Selection:
>>>

Types of shoe sole materials

Updated February 21, 2017

The soles of a shoe can play a major part in your decision to buy one pair over another. A plethora of shoe-sole material exists in the industry, and manufacturers choose the materials they use carefully. Where you, the consumer, will wear your shoes, what you do in them and even how the materials are acquired may sway the manufacturer toward one material or another, just as it will ultimately influence your decision to buy.

Rubber Soles

Many traditional canvas sneakers and high-tops, such as Converse All Stars and British plimsolls, feature rubber soles. Rubber soles may be moulded from rubber alone, or they may be mixed with other materials. Some synthetic compounds also simulate the flexibility and protection of rubber, and they are used alone or with other materials to compose the soles and bodies of footwear designed for use at beaches. Waterproof shoes and boots, such as Wellington boots, may be made entirely of rubber, or they may feature a mix of rubber and polyvinyl chloride in their design. Thin rubber is a common sole material for toddlers, as it provides protection and skid-resistance while they run, jump and play.

<<<

Data extract:

>>>

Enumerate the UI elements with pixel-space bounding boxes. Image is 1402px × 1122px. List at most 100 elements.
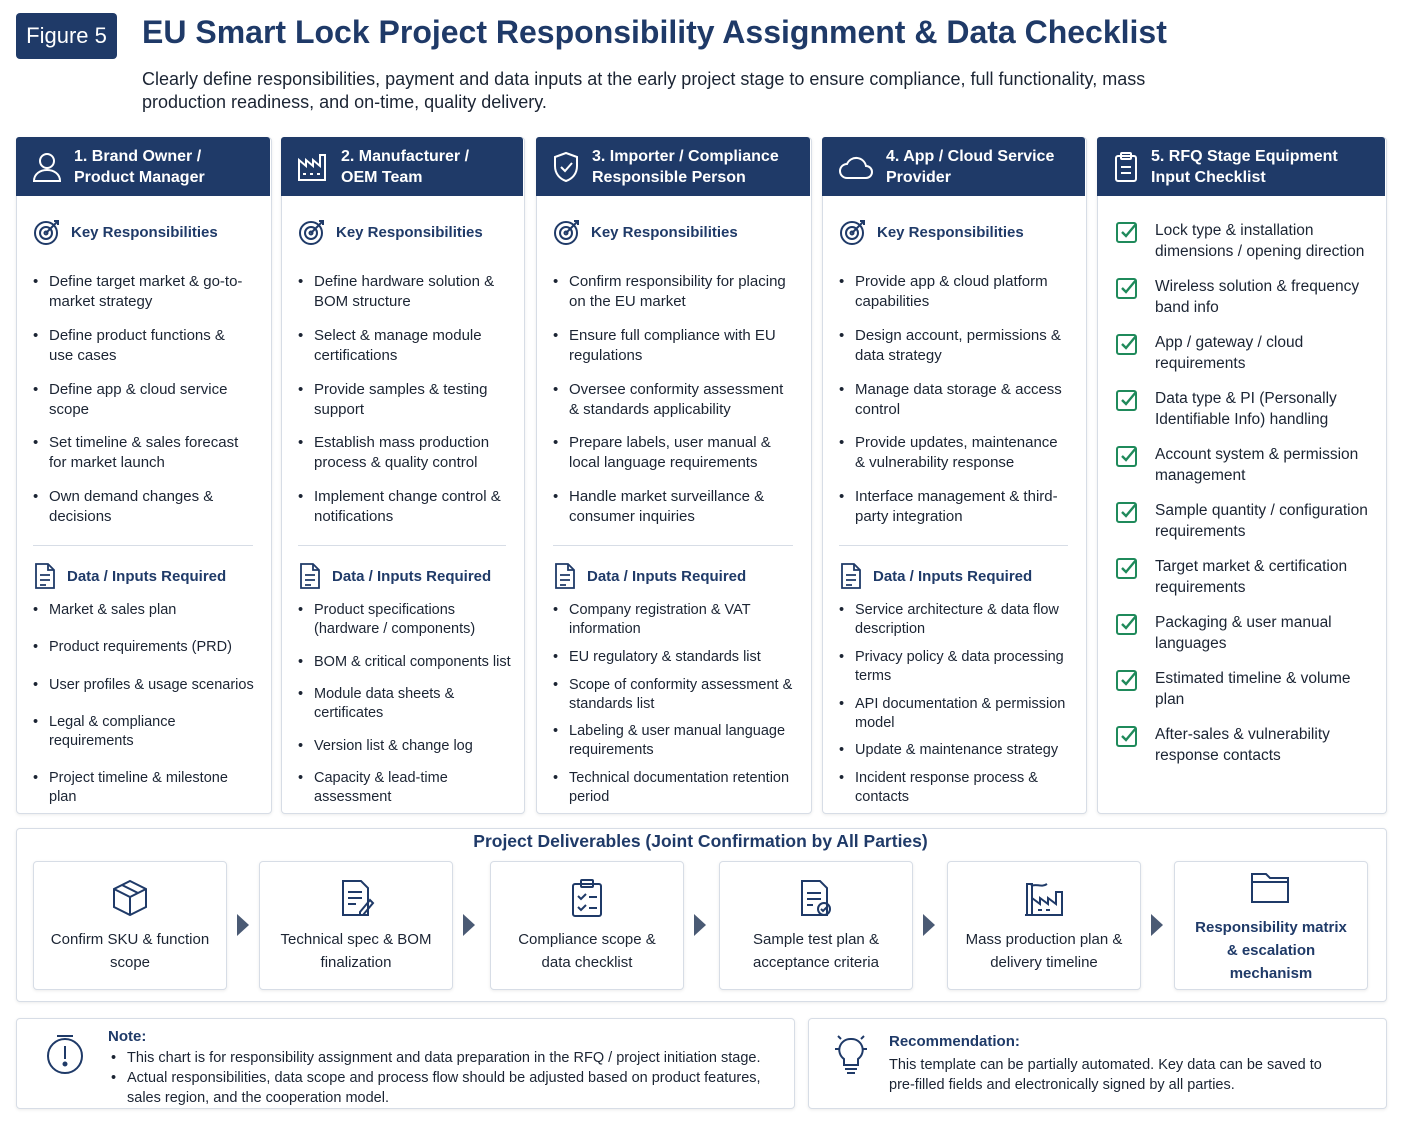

<<<

Work to complete:
Write the next part of the article on shoe sole materials, starting right after its final sentence.

Output of the task:
Leather Soles

Leather made from top-grade cowhide is often used to prevent slips on hardwood, tile and other smooth surfaces. Double-layer flexible leather soles also offer the same resistance to slippage and create a slightly thicker sole for more foot protection. Suede leather, which is very soft, allows for more flexibility and sensory input to the feet. Suede is often used for indoor shoes, such as slippers or moccasins, which do not need to provide protection from weather or debris. Suede can also be double-layered to provide additional warmth and protection.

Synthetic Materials

Many synthetic materials are used in shoe-sole design and construction. In addition to polyvinyl chloride, polyurethane and neoprene are sometimes used to provide a flexible sole with much greater protection than other flexible materials. Neoprene is used not only for human shoes, but also in bootees for search-and-rescue dogs, which utilise the material's flexibility while they climb or run while relying on its toughness to protect them from hazards.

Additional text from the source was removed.